- _Problem description_
Please say how many lines of the listing hold "Фонда", with no other words in the answer.

***** Given data *****

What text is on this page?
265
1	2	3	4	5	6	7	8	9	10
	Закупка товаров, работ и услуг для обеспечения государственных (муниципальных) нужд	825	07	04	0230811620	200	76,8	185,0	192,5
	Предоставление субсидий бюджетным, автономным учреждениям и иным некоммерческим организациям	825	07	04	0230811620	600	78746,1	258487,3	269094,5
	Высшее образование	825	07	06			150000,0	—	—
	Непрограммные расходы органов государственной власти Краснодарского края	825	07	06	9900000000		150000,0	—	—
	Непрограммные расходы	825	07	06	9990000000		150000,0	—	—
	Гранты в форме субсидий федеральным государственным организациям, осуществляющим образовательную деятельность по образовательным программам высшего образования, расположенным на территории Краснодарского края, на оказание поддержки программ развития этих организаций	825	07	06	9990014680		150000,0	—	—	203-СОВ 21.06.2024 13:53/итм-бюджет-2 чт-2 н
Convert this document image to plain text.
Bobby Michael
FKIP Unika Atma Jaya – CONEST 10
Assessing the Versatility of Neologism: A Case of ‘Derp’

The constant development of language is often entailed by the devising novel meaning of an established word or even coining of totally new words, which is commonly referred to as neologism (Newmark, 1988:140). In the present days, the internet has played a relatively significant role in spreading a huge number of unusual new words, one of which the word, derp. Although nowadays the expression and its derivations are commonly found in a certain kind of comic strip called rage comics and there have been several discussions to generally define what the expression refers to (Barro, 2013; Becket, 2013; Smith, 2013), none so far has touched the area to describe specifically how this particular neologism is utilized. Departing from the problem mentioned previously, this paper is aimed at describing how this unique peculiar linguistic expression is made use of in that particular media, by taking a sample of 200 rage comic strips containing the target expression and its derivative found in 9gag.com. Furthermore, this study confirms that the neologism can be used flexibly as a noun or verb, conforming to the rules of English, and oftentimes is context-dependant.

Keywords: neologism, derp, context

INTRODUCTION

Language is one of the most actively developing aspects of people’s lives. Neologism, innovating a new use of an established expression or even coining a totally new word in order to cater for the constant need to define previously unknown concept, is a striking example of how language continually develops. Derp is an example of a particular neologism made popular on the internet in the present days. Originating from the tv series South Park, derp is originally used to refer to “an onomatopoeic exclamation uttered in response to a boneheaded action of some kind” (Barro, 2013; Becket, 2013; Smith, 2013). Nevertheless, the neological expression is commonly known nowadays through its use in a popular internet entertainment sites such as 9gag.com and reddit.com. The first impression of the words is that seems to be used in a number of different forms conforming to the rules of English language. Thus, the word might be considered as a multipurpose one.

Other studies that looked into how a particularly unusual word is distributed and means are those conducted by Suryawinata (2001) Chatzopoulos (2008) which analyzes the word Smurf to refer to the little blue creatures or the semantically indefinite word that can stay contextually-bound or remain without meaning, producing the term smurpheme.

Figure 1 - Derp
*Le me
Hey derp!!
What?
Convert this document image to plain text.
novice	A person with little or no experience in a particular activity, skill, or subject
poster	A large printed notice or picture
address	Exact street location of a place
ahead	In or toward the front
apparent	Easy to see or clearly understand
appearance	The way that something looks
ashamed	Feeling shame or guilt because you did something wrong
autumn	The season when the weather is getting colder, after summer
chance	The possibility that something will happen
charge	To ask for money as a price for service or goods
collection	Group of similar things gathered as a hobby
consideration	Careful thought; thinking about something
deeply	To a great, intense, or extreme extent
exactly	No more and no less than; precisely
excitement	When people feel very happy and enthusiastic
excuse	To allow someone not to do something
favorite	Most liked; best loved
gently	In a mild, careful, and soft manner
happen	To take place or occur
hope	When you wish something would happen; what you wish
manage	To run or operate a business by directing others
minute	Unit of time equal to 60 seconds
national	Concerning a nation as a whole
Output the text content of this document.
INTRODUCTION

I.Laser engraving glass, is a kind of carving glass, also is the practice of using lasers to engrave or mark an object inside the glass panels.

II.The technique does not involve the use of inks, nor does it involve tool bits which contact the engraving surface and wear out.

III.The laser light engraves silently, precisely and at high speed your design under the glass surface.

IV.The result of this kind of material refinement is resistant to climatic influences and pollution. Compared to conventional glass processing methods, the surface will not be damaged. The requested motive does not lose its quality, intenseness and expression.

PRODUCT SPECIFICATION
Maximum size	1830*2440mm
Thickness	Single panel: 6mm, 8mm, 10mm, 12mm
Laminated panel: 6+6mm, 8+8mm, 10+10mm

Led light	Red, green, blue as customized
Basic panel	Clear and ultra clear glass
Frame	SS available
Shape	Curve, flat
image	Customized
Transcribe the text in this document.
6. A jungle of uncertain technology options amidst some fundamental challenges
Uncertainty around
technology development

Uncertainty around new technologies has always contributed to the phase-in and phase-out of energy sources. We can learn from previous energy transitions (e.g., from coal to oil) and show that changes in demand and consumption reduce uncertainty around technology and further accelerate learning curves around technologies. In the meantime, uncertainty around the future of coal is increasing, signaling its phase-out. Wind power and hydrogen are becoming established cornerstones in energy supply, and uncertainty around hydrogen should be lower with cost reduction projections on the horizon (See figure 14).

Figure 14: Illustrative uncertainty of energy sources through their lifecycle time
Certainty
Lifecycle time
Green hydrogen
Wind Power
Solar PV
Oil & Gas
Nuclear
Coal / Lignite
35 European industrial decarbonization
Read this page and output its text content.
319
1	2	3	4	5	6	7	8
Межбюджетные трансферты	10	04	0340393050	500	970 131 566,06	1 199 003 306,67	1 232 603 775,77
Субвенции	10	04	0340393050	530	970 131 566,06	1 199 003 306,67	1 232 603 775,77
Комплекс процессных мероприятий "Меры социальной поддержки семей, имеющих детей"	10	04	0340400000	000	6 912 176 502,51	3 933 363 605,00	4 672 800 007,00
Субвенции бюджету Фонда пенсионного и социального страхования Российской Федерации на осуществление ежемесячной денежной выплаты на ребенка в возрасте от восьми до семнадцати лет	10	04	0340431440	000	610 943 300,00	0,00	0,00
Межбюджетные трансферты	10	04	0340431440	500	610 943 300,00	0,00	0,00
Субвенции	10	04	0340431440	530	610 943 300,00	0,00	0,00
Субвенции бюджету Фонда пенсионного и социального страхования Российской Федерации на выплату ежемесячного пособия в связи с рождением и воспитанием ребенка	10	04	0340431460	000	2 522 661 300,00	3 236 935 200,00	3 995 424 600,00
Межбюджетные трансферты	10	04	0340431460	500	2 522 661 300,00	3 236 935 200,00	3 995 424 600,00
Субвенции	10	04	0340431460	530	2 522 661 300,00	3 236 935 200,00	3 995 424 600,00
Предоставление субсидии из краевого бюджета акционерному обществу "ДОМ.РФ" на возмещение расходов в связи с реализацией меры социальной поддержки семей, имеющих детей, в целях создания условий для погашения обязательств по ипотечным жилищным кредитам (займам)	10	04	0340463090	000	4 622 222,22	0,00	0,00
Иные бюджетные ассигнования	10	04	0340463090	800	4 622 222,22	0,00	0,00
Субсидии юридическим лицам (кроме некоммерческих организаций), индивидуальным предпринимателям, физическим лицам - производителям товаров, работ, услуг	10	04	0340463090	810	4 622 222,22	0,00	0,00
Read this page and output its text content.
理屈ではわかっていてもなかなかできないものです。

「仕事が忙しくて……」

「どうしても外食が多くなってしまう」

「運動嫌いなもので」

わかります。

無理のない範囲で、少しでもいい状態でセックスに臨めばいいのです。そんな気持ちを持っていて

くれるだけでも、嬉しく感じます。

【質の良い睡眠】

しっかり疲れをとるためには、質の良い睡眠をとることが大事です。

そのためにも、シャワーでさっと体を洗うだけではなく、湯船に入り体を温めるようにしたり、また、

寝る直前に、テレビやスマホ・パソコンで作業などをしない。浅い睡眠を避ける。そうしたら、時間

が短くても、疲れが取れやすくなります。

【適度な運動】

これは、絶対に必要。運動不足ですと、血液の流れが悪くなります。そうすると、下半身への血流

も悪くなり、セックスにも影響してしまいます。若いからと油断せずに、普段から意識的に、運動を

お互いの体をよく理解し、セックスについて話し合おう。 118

*****

- _Complete output_
2